→ **EXERCISE INSTRUCTIONS**
Copy out each of the following lines verbatim, in the order given.

→ **DATA FOR THIS TASK**
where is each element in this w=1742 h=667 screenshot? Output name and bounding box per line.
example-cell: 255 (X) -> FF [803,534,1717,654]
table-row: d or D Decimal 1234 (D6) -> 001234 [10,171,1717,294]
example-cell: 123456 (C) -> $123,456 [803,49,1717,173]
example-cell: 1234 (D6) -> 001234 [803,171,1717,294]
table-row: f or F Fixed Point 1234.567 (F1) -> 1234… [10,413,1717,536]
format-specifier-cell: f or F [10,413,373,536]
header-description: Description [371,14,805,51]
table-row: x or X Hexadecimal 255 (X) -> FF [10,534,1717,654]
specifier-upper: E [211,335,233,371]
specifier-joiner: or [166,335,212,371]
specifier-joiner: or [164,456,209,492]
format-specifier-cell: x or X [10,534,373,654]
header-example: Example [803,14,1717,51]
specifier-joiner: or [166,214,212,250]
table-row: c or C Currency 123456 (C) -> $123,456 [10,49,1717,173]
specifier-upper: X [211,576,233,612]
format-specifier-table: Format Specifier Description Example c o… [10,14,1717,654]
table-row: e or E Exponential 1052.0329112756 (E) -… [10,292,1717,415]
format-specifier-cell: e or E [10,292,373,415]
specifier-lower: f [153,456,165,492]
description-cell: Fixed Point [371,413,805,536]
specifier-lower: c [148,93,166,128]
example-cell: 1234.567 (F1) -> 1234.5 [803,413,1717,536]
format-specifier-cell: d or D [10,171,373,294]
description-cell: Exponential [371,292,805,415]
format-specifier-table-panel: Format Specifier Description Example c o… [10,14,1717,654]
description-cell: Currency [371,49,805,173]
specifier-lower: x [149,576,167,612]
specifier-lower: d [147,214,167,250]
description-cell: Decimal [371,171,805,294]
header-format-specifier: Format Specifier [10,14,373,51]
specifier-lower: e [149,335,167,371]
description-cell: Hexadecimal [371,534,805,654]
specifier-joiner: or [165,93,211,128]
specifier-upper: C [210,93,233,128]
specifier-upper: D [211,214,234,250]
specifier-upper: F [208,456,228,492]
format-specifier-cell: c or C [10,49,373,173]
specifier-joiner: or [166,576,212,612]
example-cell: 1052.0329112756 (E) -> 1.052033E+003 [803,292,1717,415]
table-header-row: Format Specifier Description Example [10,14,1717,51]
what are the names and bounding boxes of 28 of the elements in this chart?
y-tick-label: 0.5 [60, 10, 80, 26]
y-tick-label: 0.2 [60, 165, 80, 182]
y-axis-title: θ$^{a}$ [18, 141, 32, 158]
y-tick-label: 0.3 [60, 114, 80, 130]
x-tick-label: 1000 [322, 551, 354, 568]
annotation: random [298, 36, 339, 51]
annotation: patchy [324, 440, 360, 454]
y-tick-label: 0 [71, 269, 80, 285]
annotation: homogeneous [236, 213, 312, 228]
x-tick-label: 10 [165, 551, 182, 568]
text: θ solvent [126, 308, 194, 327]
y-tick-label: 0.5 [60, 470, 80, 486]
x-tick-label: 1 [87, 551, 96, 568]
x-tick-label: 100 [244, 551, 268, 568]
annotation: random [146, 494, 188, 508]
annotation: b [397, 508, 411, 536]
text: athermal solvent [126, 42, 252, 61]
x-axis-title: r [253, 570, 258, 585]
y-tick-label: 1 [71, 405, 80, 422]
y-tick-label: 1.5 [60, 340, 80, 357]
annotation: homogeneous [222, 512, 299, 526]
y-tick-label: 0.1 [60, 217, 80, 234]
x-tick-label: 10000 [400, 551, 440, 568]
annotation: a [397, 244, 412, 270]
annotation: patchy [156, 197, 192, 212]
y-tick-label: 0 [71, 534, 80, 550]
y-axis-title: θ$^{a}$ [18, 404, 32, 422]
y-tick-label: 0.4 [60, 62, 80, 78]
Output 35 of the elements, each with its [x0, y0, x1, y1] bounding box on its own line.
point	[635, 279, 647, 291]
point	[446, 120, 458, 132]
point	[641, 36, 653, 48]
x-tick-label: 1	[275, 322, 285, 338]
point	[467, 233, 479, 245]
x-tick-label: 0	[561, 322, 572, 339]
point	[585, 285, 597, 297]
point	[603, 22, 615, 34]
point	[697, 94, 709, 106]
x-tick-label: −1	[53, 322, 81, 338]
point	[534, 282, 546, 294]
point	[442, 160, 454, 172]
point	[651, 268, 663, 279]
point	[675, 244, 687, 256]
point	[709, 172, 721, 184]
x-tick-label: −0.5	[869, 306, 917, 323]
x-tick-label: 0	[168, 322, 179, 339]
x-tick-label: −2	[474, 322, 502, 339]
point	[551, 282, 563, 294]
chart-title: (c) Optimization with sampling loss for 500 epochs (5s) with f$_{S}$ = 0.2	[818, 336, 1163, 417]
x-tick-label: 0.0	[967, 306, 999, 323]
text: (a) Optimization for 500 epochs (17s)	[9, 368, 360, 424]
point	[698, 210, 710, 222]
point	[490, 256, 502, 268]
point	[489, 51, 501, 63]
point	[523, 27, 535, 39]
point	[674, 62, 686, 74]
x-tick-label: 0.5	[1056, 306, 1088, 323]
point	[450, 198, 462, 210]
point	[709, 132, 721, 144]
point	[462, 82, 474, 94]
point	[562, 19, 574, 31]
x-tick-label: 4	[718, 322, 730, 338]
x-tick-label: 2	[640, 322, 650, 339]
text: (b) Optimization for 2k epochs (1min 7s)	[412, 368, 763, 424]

→ **RESULT OF THE EXERCISE**
where is each element in this w=1742 h=667 screenshot? Output name and bounding box per line.
example-cell: 255 (X) -> FF [803,534,1717,654]
table-row: d or D Decimal 1234 (D6) -> 001234 [10,171,1717,294]
example-cell: 123456 (C) -> $123,456 [803,49,1717,173]
example-cell: 1234 (D6) -> 001234 [803,171,1717,294]
table-row: f or F Fixed Point 1234.567 (F1) -> 1234… [10,413,1717,536]
format-specifier-cell: f or F [10,413,373,536]
header-description: Description [371,14,805,51]
table-row: x or X Hexadecimal 255 (X) -> FF [10,534,1717,654]
specifier-upper: E [211,335,233,371]
specifier-joiner: or [166,335,212,371]
specifier-joiner: or [164,456,209,492]
format-specifier-cell: x or X [10,534,373,654]
header-example: Example [803,14,1717,51]
specifier-joiner: or [166,214,212,250]
table-row: c or C Currency 123456 (C) -> $123,456 [10,49,1717,173]
specifier-upper: X [211,576,233,612]
format-specifier-table: Format Specifier Description Example c o… [10,14,1717,654]
table-row: e or E Exponential 1052.0329112756 (E) -… [10,292,1717,415]
format-specifier-cell: e or E [10,292,373,415]
specifier-lower: f [153,456,165,492]
description-cell: Fixed Point [371,413,805,536]
specifier-lower: c [148,93,166,128]
example-cell: 1234.567 (F1) -> 1234.5 [803,413,1717,536]
format-specifier-cell: d or D [10,171,373,294]
description-cell: Exponential [371,292,805,415]
format-specifier-table-panel: Format Specifier Description Example c o… [10,14,1717,654]
description-cell: Currency [371,49,805,173]
specifier-lower: x [149,576,167,612]
specifier-lower: d [147,214,167,250]
description-cell: Decimal [371,171,805,294]
header-format-specifier: Format Specifier [10,14,373,51]
specifier-lower: e [149,335,167,371]
description-cell: Hexadecimal [371,534,805,654]
specifier-joiner: or [165,93,211,128]
specifier-upper: C [210,93,233,128]
specifier-upper: D [211,214,234,250]
specifier-upper: F [208,456,228,492]
format-specifier-cell: c or C [10,49,373,173]
specifier-joiner: or [166,576,212,612]
example-cell: 1052.0329112756 (E) -> 1.052033E+003 [803,292,1717,415]
table-header-row: Format Specifier Description Example [10,14,1717,51]
what are the names and bounding boxes of 28 of the elements in this chart?
y-tick-label: 0.5 [60, 10, 80, 26]
y-tick-label: 0.2 [60, 165, 80, 182]
y-axis-title: θ$^{a}$ [18, 141, 32, 158]
y-tick-label: 0.3 [60, 114, 80, 130]
x-tick-label: 1000 [322, 551, 354, 568]
annotation: random [298, 36, 339, 51]
annotation: patchy [324, 440, 360, 454]
y-tick-label: 0 [71, 269, 80, 285]
annotation: homogeneous [236, 213, 312, 228]
x-tick-label: 10 [165, 551, 182, 568]
text: θ solvent [126, 308, 194, 327]
y-tick-label: 0.5 [60, 470, 80, 486]
x-tick-label: 1 [87, 551, 96, 568]
x-tick-label: 100 [244, 551, 268, 568]
annotation: random [146, 494, 188, 508]
annotation: b [397, 508, 411, 536]
text: athermal solvent [126, 42, 252, 61]
x-axis-title: r [253, 570, 258, 585]
y-tick-label: 1 [71, 405, 80, 422]
y-tick-label: 1.5 [60, 340, 80, 357]
annotation: homogeneous [222, 512, 299, 526]
y-tick-label: 0.1 [60, 217, 80, 234]
x-tick-label: 10000 [400, 551, 440, 568]
annotation: a [397, 244, 412, 270]
annotation: patchy [156, 197, 192, 212]
y-tick-label: 0 [71, 534, 80, 550]
y-axis-title: θ$^{a}$ [18, 404, 32, 422]
y-tick-label: 0.4 [60, 62, 80, 78]
Output 35 of the elements, each with its [x0, y0, x1, y1] bounding box on its own line.
point	[635, 279, 647, 291]
point	[446, 120, 458, 132]
point	[641, 36, 653, 48]
x-tick-label: 1	[275, 322, 285, 338]
point	[467, 233, 479, 245]
x-tick-label: 0	[561, 322, 572, 339]
point	[585, 285, 597, 297]
point	[603, 22, 615, 34]
point	[697, 94, 709, 106]
x-tick-label: −1	[53, 322, 81, 338]
point	[534, 282, 546, 294]
point	[442, 160, 454, 172]
point	[651, 268, 663, 279]
point	[675, 244, 687, 256]
point	[709, 172, 721, 184]
x-tick-label: −0.5	[869, 306, 917, 323]
x-tick-label: 0	[168, 322, 179, 339]
x-tick-label: −2	[474, 322, 502, 339]
point	[551, 282, 563, 294]
chart-title: (c) Optimization with sampling loss for 500 epochs (5s) with f$_{S}$ = 0.2	[818, 336, 1163, 417]
x-tick-label: 0.0	[967, 306, 999, 323]
text: (a) Optimization for 500 epochs (17s)	[9, 368, 360, 424]
point	[698, 210, 710, 222]
point	[490, 256, 502, 268]
point	[489, 51, 501, 63]
point	[523, 27, 535, 39]
point	[674, 62, 686, 74]
x-tick-label: 0.5	[1056, 306, 1088, 323]
point	[450, 198, 462, 210]
point	[709, 132, 721, 144]
point	[462, 82, 474, 94]
point	[562, 19, 574, 31]
x-tick-label: 4	[718, 322, 730, 338]
x-tick-label: 2	[640, 322, 650, 339]
text: (b) Optimization for 2k epochs (1min 7s)	[412, 368, 763, 424]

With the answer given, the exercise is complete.